**** Dataset records ****
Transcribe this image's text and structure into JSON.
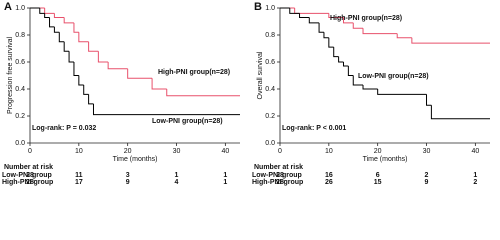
{
  "chart_data": [
    {
      "type": "line",
      "drawstyle": "steps-post",
      "panel_label": "A",
      "xlabel": "Time (months)",
      "ylabel": "Progression free survival",
      "xlim": [
        0,
        43
      ],
      "xticks": [
        0,
        10,
        20,
        30,
        40
      ],
      "ylim": [
        0,
        1
      ],
      "yticks": [
        {
          "value": 0,
          "label": "0.0"
        },
        {
          "value": 0.2,
          "label": "0.2"
        },
        {
          "value": 0.4,
          "label": "0.4"
        },
        {
          "value": 0.6,
          "label": "0.6"
        },
        {
          "value": 0.8,
          "label": "0.8"
        },
        {
          "value": 1,
          "label": "1.0"
        }
      ],
      "series": [
        {
          "name": "High-PNI group(n=28)",
          "color": "#e8506b",
          "x": [
            0,
            3,
            5,
            7,
            9,
            10,
            12,
            14,
            16,
            20,
            25,
            28,
            43
          ],
          "values": [
            1,
            0.96,
            0.93,
            0.89,
            0.82,
            0.75,
            0.68,
            0.6,
            0.55,
            0.48,
            0.4,
            0.35,
            0.35
          ]
        },
        {
          "name": "Low-PNI group(n=28)",
          "color": "#000000",
          "x": [
            0,
            2,
            3,
            4,
            5,
            6,
            7,
            8,
            9,
            10,
            11,
            12,
            13,
            43
          ],
          "values": [
            1,
            0.96,
            0.93,
            0.86,
            0.82,
            0.75,
            0.68,
            0.6,
            0.5,
            0.43,
            0.36,
            0.29,
            0.21,
            0.21
          ]
        }
      ],
      "annotations": [
        "Log-rank: P = 0.032"
      ],
      "risk_table": {
        "title": "Number at risk",
        "rows": [
          {
            "name": "Low-PNI group",
            "values": [
              28,
              11,
              3,
              1,
              1
            ]
          },
          {
            "name": "High-PNI group",
            "values": [
              28,
              17,
              9,
              4,
              1
            ]
          }
        ]
      }
    },
    {
      "type": "line",
      "drawstyle": "steps-post",
      "panel_label": "B",
      "xlabel": "Time (months)",
      "ylabel": "Overall survival",
      "xlim": [
        0,
        43
      ],
      "xticks": [
        0,
        10,
        20,
        30,
        40
      ],
      "ylim": [
        0,
        1
      ],
      "yticks": [
        {
          "value": 0,
          "label": "0.0"
        },
        {
          "value": 0.2,
          "label": "0.2"
        },
        {
          "value": 0.4,
          "label": "0.4"
        },
        {
          "value": 0.6,
          "label": "0.6"
        },
        {
          "value": 0.8,
          "label": "0.8"
        },
        {
          "value": 1,
          "label": "1.0"
        }
      ],
      "series": [
        {
          "name": "High-PNI group(n=28)",
          "color": "#e8506b",
          "x": [
            0,
            3,
            10,
            13,
            15,
            17,
            24,
            27,
            43
          ],
          "values": [
            1,
            0.96,
            0.93,
            0.89,
            0.85,
            0.81,
            0.78,
            0.74,
            0.74
          ]
        },
        {
          "name": "Low-PNI group(n=28)",
          "color": "#000000",
          "x": [
            0,
            2,
            4,
            6,
            8,
            9,
            10,
            11,
            12,
            13,
            14,
            15,
            17,
            20,
            30,
            31,
            43
          ],
          "values": [
            1,
            0.96,
            0.93,
            0.89,
            0.82,
            0.78,
            0.71,
            0.64,
            0.6,
            0.57,
            0.5,
            0.43,
            0.4,
            0.36,
            0.28,
            0.18,
            0.18
          ]
        }
      ],
      "annotations": [
        "Log-rank: P < 0.001"
      ],
      "risk_table": {
        "title": "Number at risk",
        "rows": [
          {
            "name": "Low-PNI group",
            "values": [
              28,
              16,
              6,
              2,
              1
            ]
          },
          {
            "name": "High-PNI group",
            "values": [
              28,
              26,
              15,
              9,
              2
            ]
          }
        ]
      }
    }
  ]
}
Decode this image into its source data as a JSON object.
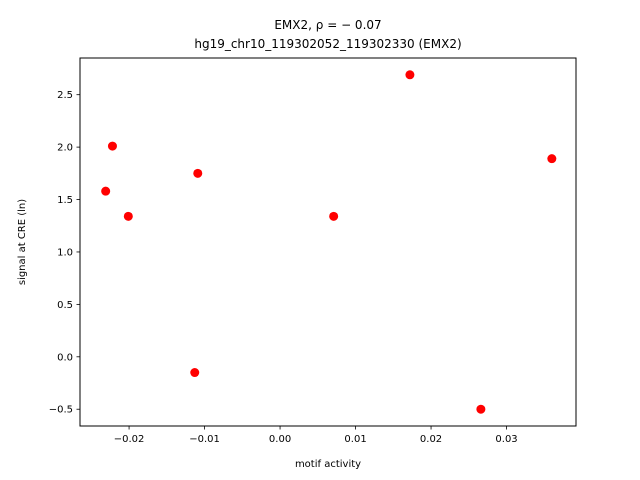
{
  "chart_data": {
    "type": "scatter",
    "title_line1": "EMX2, ρ = − 0.07",
    "title_line2": "hg19_chr10_119302052_119302330 (EMX2)",
    "xlabel": "motif activity",
    "ylabel": "signal at CRE (ln)",
    "xlim": [
      -0.0265,
      0.0392
    ],
    "ylim": [
      -0.66,
      2.85
    ],
    "x_ticks": [
      {
        "value": -0.02,
        "label": "−0.02"
      },
      {
        "value": -0.01,
        "label": "−0.01"
      },
      {
        "value": 0.0,
        "label": "0.00"
      },
      {
        "value": 0.01,
        "label": "0.01"
      },
      {
        "value": 0.02,
        "label": "0.02"
      },
      {
        "value": 0.03,
        "label": "0.03"
      }
    ],
    "y_ticks": [
      {
        "value": -0.5,
        "label": "−0.5"
      },
      {
        "value": 0.0,
        "label": "0.0"
      },
      {
        "value": 0.5,
        "label": "0.5"
      },
      {
        "value": 1.0,
        "label": "1.0"
      },
      {
        "value": 1.5,
        "label": "1.5"
      },
      {
        "value": 2.0,
        "label": "2.0"
      },
      {
        "value": 2.5,
        "label": "2.5"
      }
    ],
    "grid": false,
    "marker_color": "#ff0000",
    "points": [
      {
        "x": -0.0231,
        "y": 1.58
      },
      {
        "x": -0.0222,
        "y": 2.01
      },
      {
        "x": -0.0201,
        "y": 1.34
      },
      {
        "x": -0.0109,
        "y": 1.75
      },
      {
        "x": -0.0113,
        "y": -0.15
      },
      {
        "x": 0.0071,
        "y": 1.34
      },
      {
        "x": 0.0172,
        "y": 2.69
      },
      {
        "x": 0.0266,
        "y": -0.5
      },
      {
        "x": 0.036,
        "y": 1.89
      }
    ]
  }
}
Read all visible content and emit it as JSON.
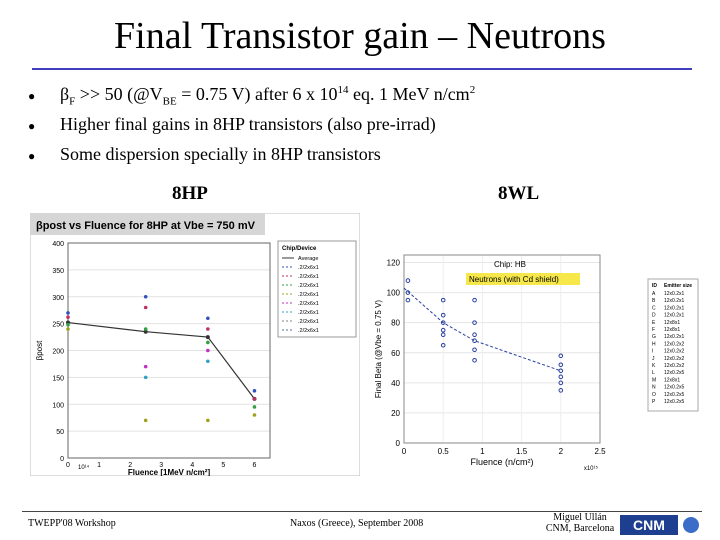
{
  "slide": {
    "title": "Final Transistor gain – Neutrons",
    "bullets": [
      {
        "prefix": "β",
        "sub1": "F",
        "mid": " >> 50 (@V",
        "sub2": "BE",
        "mid2": " = 0.75 V) after  6 x 10",
        "sup": "14",
        "end": " eq. 1 MeV n/cm",
        "sup2": "2"
      },
      {
        "text": "Higher final gains in 8HP transistors (also pre-irrad)"
      },
      {
        "text": "Some dispersion specially in 8HP transistors"
      }
    ],
    "label_left": "8HP",
    "label_right": "8WL"
  },
  "footer": {
    "left": "TWEPP'08 Workshop",
    "center": "Naxos (Greece), September 2008",
    "right_line1": "Miguel Ullán",
    "right_line2": "CNM, Barcelona",
    "logo_text": "CNM"
  },
  "chart_data": [
    {
      "type": "scatter",
      "title": "βpost vs Fluence for 8HP at Vbe = 750 mV",
      "xlabel": "Fluence [1MeV n/cm²]",
      "x_scale_label": "10¹⁴",
      "ylabel": "βpost",
      "ylim": [
        0,
        400
      ],
      "yticks": [
        0,
        50,
        100,
        150,
        200,
        250,
        300,
        350,
        400
      ],
      "xlim": [
        0,
        6.5
      ],
      "xticks": [
        0,
        1,
        2,
        3,
        4,
        5,
        6
      ],
      "legend_title": "Chip/Device",
      "legend": [
        "Average",
        ".2/2x6x1",
        ".2/2x6x1",
        ".2/2x6x1",
        ".2/2x6x1",
        ".2/2x6x1",
        ".2/2x6x1",
        ".2/2x6x1",
        ".2/2x6x1"
      ],
      "average": {
        "x": [
          0,
          2.5,
          4.5,
          6
        ],
        "y": [
          252,
          235,
          225,
          110
        ]
      },
      "points": [
        {
          "x": 0,
          "y": 270,
          "color": "#3050c0"
        },
        {
          "x": 0,
          "y": 262,
          "color": "#c03060"
        },
        {
          "x": 0,
          "y": 248,
          "color": "#30a040"
        },
        {
          "x": 0,
          "y": 240,
          "color": "#a0a020"
        },
        {
          "x": 2.5,
          "y": 300,
          "color": "#3050c0"
        },
        {
          "x": 2.5,
          "y": 280,
          "color": "#c03060"
        },
        {
          "x": 2.5,
          "y": 240,
          "color": "#30a040"
        },
        {
          "x": 2.5,
          "y": 170,
          "color": "#c030c0"
        },
        {
          "x": 2.5,
          "y": 150,
          "color": "#30a0c0"
        },
        {
          "x": 2.5,
          "y": 70,
          "color": "#a0a020"
        },
        {
          "x": 4.5,
          "y": 260,
          "color": "#3050c0"
        },
        {
          "x": 4.5,
          "y": 240,
          "color": "#c03060"
        },
        {
          "x": 4.5,
          "y": 215,
          "color": "#30a040"
        },
        {
          "x": 4.5,
          "y": 200,
          "color": "#c030c0"
        },
        {
          "x": 4.5,
          "y": 180,
          "color": "#30a0c0"
        },
        {
          "x": 4.5,
          "y": 70,
          "color": "#a0a020"
        },
        {
          "x": 6,
          "y": 125,
          "color": "#3050c0"
        },
        {
          "x": 6,
          "y": 110,
          "color": "#c03060"
        },
        {
          "x": 6,
          "y": 95,
          "color": "#30a040"
        },
        {
          "x": 6,
          "y": 80,
          "color": "#a0a020"
        }
      ]
    },
    {
      "type": "scatter",
      "title": "Chip: HB",
      "annotation": "Neutrons (with Cd shield)",
      "xlabel": "Fluence (n/cm²)",
      "x_scale_label": "x10¹⁵",
      "ylabel": "Final Beta (@Vbe = 0.75 V)",
      "xlim": [
        0,
        2.5
      ],
      "xticks": [
        0,
        0.5,
        1,
        1.5,
        2,
        2.5
      ],
      "ylim": [
        0,
        125
      ],
      "yticks": [
        0,
        20,
        40,
        60,
        80,
        100,
        120
      ],
      "average": {
        "x": [
          0,
          0.5,
          0.9,
          2
        ],
        "y": [
          103,
          80,
          68,
          48
        ]
      },
      "points": [
        {
          "x": 0.05,
          "y": 108
        },
        {
          "x": 0.05,
          "y": 100
        },
        {
          "x": 0.05,
          "y": 95
        },
        {
          "x": 0.5,
          "y": 95
        },
        {
          "x": 0.5,
          "y": 85
        },
        {
          "x": 0.5,
          "y": 80
        },
        {
          "x": 0.5,
          "y": 75
        },
        {
          "x": 0.5,
          "y": 72
        },
        {
          "x": 0.5,
          "y": 65
        },
        {
          "x": 0.9,
          "y": 95
        },
        {
          "x": 0.9,
          "y": 80
        },
        {
          "x": 0.9,
          "y": 72
        },
        {
          "x": 0.9,
          "y": 68
        },
        {
          "x": 0.9,
          "y": 62
        },
        {
          "x": 0.9,
          "y": 55
        },
        {
          "x": 2,
          "y": 58
        },
        {
          "x": 2,
          "y": 52
        },
        {
          "x": 2,
          "y": 48
        },
        {
          "x": 2,
          "y": 44
        },
        {
          "x": 2,
          "y": 40
        },
        {
          "x": 2,
          "y": 35
        }
      ],
      "legend_header": [
        "ID",
        "Emitter size"
      ],
      "legend": [
        [
          "A",
          "12x0.2x1"
        ],
        [
          "B",
          "12x0.2x1"
        ],
        [
          "C",
          "12x0.2x1"
        ],
        [
          "D",
          "12x0.2x1"
        ],
        [
          "E",
          "12x8x1"
        ],
        [
          "F",
          "12x8x1"
        ],
        [
          "G",
          "12x0.2x1"
        ],
        [
          "H",
          "12x0.2x2"
        ],
        [
          "I",
          "12x0.2x2"
        ],
        [
          "J",
          "12x0.2x2"
        ],
        [
          "K",
          "12x0.2x2"
        ],
        [
          "L",
          "12x0.2x5"
        ],
        [
          "M",
          "12x8x1"
        ],
        [
          "N",
          "12x0.2x5"
        ],
        [
          "O",
          "12x0.2x5"
        ],
        [
          "P",
          "12x0.2x5"
        ]
      ]
    }
  ]
}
****
* Task to complete *
Filter the entries down to the lines with the word "into" in them.

* Completed exercise *
Transcribe this image's text and structure into JSON.
Decode this image into its source data as a JSON object.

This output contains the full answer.